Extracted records
───

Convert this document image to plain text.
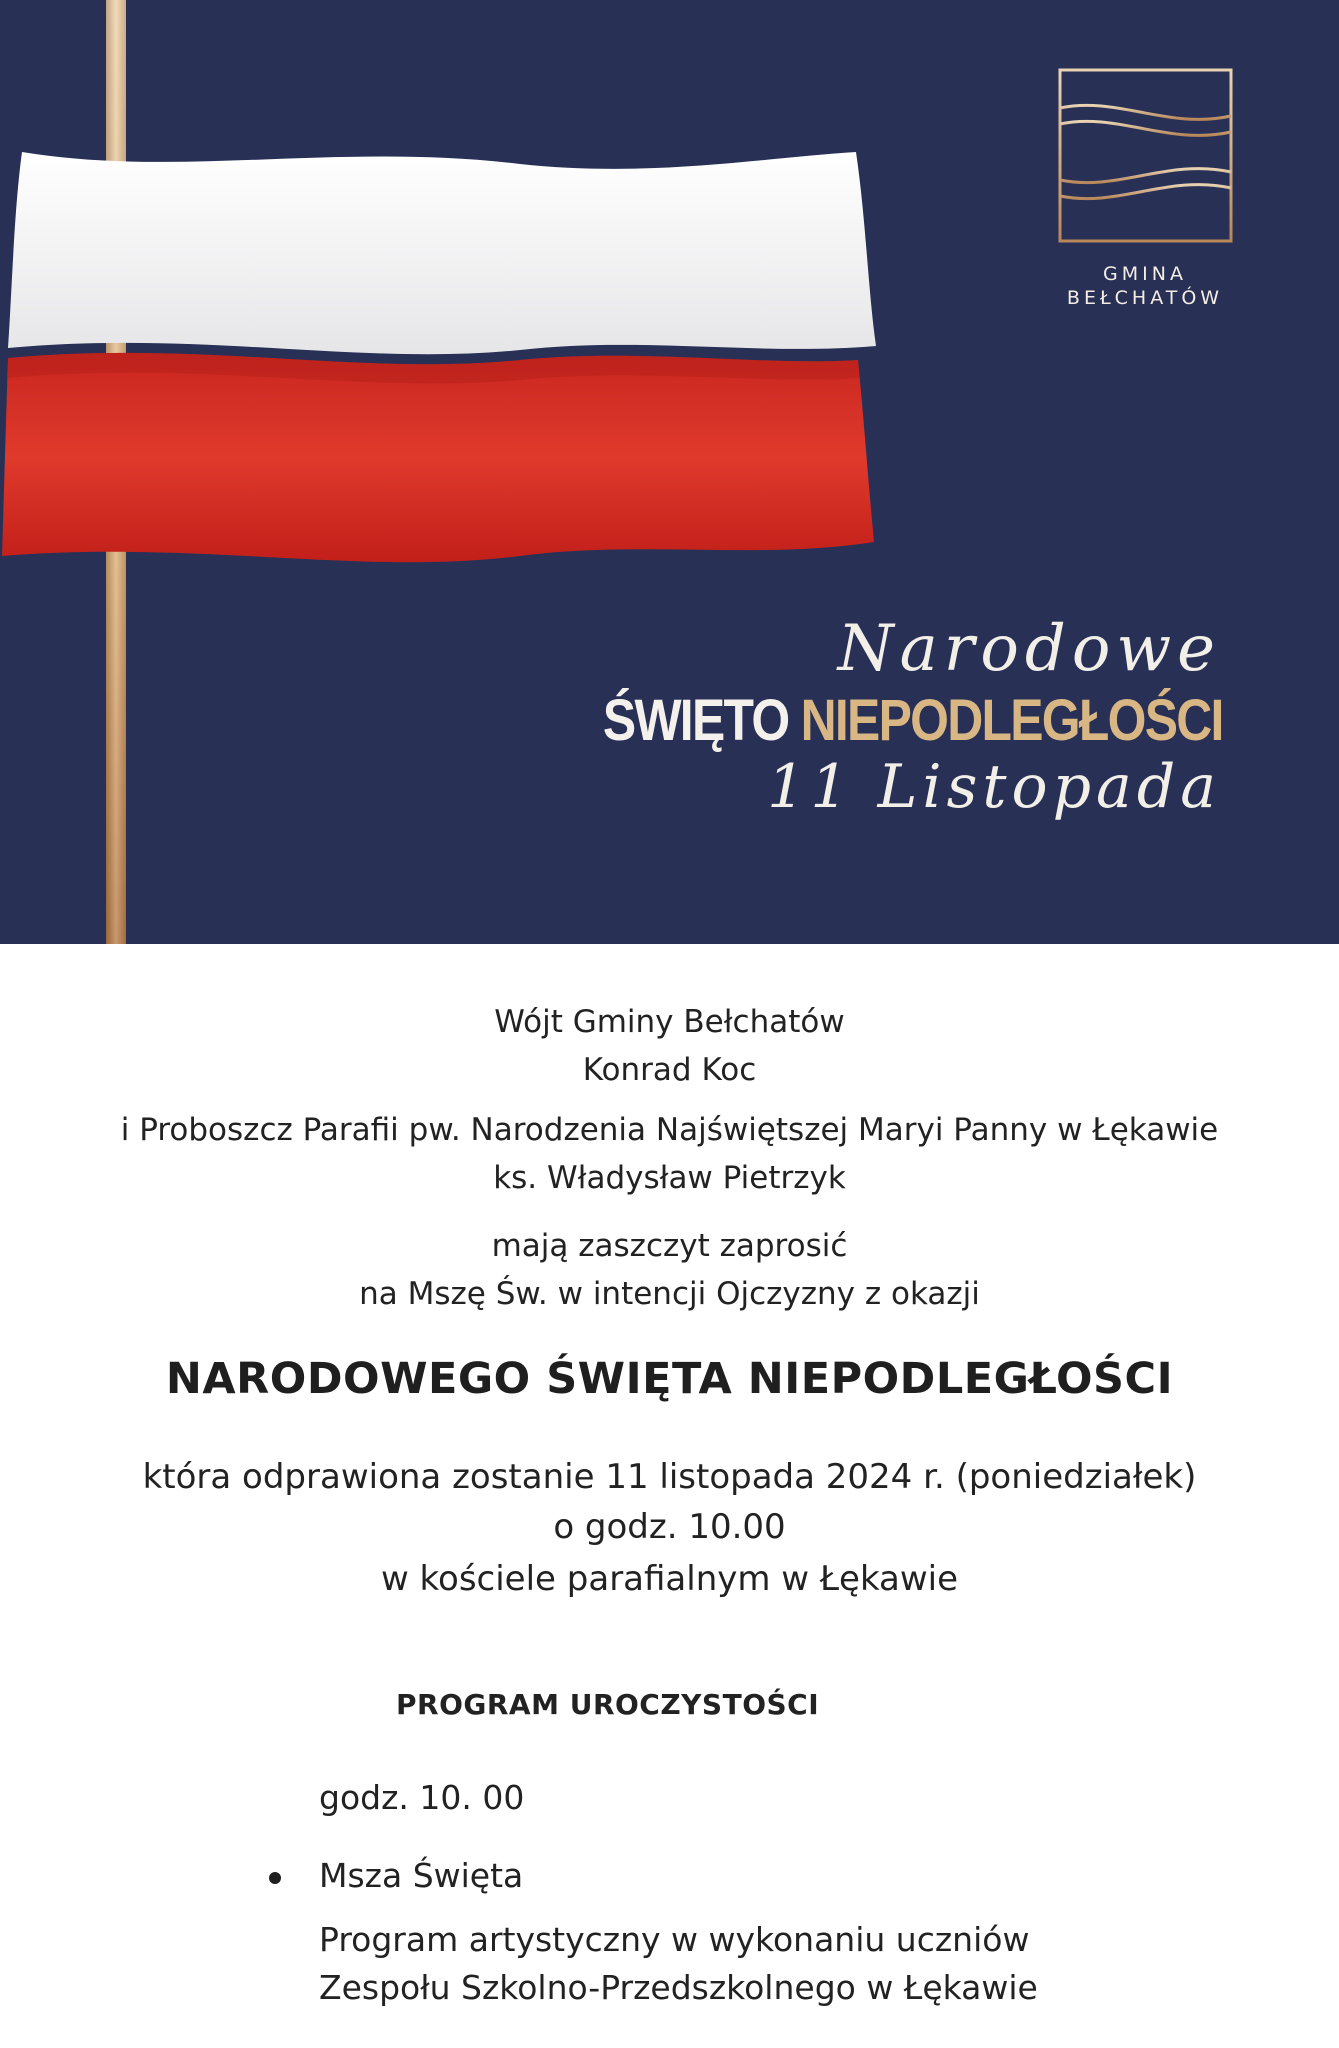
GMINA
BEŁCHATÓW
Narodowe
ŚWIĘTO NIEPODLEGŁOŚCI
11 Listopada
Wójt Gminy Bełchatów
Konrad Koc
i Proboszcz Parafii pw. Narodzenia Najświętszej Maryi Panny w Łękawie
ks. Władysław Pietrzyk
mają zaszczyt zaprosić
na Mszę Św. w intencji Ojczyzny z okazji
NARODOWEGO ŚWIĘTA NIEPODLEGŁOŚCI
która odprawiona zostanie 11 listopada 2024 r. (poniedziałek)
o godz. 10.00
w kościele parafialnym w Łękawie
PROGRAM UROCZYSTOŚCI
godz. 10. 00
Msza Święta
Program artystyczny w wykonaniu uczniów
Zespołu Szkolno-Przedszkolnego w Łękawie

───

Problem details ::
Copy out each line exactly, without the pictures.

Response to the task ::
Convert this document image to plain text.
GMINA
BEŁCHATÓW
Narodowe
ŚWIĘTO NIEPODLEGŁOŚCI
11 Listopada
Wójt Gminy Bełchatów
Konrad Koc
i Proboszcz Parafii pw. Narodzenia Najświętszej Maryi Panny w Łękawie
ks. Władysław Pietrzyk
mają zaszczyt zaprosić
na Mszę Św. w intencji Ojczyzny z okazji
NARODOWEGO ŚWIĘTA NIEPODLEGŁOŚCI
która odprawiona zostanie 11 listopada 2024 r. (poniedziałek)
o godz. 10.00
w kościele parafialnym w Łękawie
PROGRAM UROCZYSTOŚCI
godz. 10. 00
Msza Święta
Program artystyczny w wykonaniu uczniów
Zespołu Szkolno-Przedszkolnego w Łękawie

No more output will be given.